List each line of the data that holds the string "this".
————
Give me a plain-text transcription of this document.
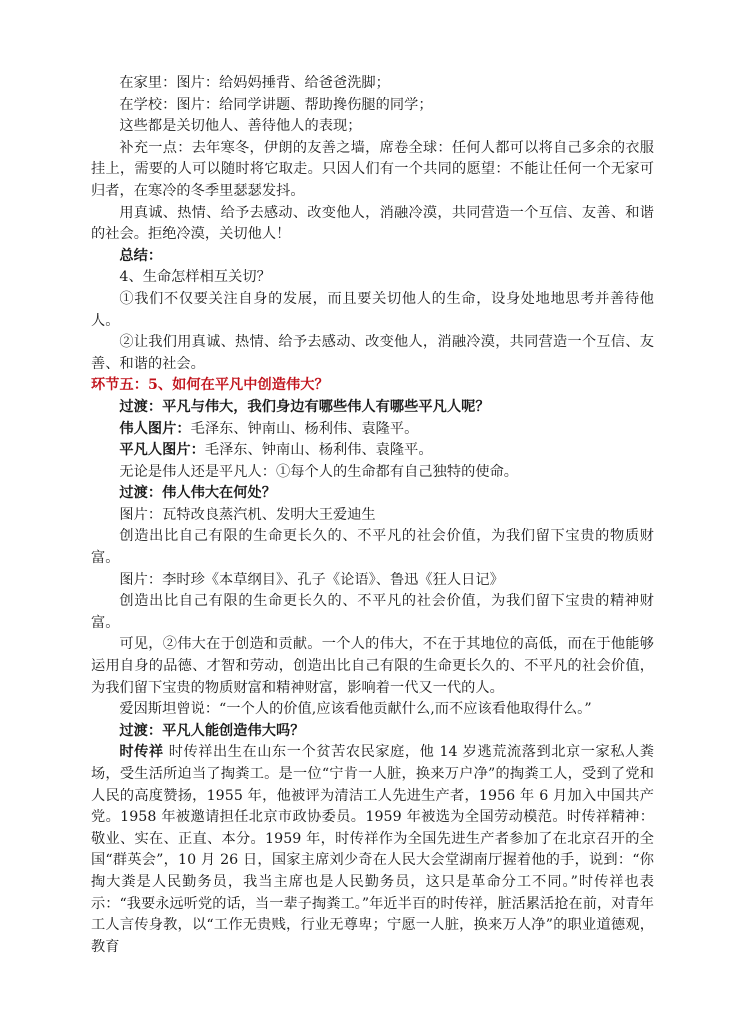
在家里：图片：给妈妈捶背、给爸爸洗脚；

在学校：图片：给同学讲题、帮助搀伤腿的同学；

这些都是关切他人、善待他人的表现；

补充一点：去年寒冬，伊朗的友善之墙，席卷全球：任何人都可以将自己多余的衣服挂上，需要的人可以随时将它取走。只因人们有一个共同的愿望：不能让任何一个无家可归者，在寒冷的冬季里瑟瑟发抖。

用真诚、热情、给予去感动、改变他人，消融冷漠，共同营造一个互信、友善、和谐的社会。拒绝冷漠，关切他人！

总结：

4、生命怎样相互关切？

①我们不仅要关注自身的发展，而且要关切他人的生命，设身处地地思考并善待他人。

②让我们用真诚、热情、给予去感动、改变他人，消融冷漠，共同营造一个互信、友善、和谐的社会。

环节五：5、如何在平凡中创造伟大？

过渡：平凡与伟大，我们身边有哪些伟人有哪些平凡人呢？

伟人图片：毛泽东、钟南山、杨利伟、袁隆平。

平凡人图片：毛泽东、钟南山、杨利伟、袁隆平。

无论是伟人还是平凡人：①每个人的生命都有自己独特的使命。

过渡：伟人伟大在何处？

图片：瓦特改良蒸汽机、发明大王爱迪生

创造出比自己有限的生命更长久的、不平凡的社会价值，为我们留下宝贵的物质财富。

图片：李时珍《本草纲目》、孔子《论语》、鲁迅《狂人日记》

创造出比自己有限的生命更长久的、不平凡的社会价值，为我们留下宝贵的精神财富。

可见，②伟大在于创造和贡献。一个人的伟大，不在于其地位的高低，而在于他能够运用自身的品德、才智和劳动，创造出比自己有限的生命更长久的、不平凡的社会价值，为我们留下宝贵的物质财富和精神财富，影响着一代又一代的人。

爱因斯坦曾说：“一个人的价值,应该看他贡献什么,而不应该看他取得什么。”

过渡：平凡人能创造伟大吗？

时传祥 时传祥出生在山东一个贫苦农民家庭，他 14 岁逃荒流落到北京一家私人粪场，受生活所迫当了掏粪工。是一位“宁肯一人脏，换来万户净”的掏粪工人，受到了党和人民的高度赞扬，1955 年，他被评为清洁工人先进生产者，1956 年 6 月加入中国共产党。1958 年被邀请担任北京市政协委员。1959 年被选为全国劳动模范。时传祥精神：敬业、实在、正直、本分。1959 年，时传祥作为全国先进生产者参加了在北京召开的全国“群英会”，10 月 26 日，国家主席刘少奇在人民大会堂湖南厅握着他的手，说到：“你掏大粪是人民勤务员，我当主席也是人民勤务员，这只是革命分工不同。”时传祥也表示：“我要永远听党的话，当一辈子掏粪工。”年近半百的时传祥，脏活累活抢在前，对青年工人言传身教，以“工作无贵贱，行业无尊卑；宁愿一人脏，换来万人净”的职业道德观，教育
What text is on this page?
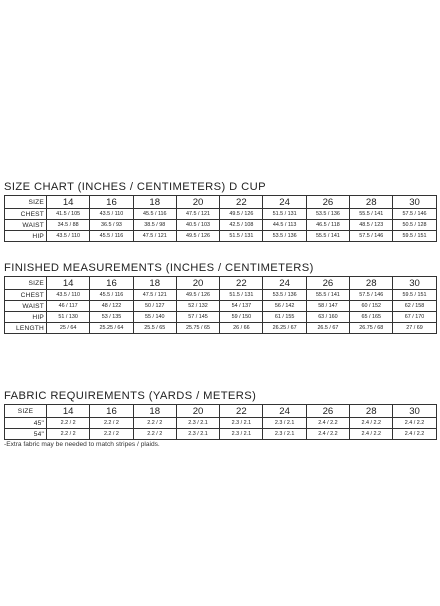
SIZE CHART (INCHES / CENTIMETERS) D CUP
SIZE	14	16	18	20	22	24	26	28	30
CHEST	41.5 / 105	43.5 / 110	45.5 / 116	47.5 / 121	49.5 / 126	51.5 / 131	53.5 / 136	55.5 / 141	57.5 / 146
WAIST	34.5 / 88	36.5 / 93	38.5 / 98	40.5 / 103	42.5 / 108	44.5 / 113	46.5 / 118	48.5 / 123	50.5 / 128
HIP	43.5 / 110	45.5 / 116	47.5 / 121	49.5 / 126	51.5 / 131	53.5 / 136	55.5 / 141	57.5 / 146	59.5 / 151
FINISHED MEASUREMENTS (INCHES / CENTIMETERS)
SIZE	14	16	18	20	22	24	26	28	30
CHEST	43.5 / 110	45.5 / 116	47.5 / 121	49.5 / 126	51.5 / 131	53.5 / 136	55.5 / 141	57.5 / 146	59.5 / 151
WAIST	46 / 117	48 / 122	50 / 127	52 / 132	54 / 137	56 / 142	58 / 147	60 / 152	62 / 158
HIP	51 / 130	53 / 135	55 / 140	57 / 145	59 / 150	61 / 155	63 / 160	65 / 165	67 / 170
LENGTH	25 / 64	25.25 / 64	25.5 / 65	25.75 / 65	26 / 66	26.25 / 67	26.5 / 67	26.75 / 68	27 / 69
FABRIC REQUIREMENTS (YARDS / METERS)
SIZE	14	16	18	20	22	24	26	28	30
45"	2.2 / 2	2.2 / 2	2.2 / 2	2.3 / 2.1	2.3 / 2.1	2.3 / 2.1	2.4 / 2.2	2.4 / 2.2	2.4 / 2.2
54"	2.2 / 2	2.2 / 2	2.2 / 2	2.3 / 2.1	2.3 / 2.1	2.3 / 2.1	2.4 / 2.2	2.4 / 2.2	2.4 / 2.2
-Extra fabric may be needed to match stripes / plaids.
————
## Result of the exercise
Give me a plain-text transcription of this document.
What text is on this page?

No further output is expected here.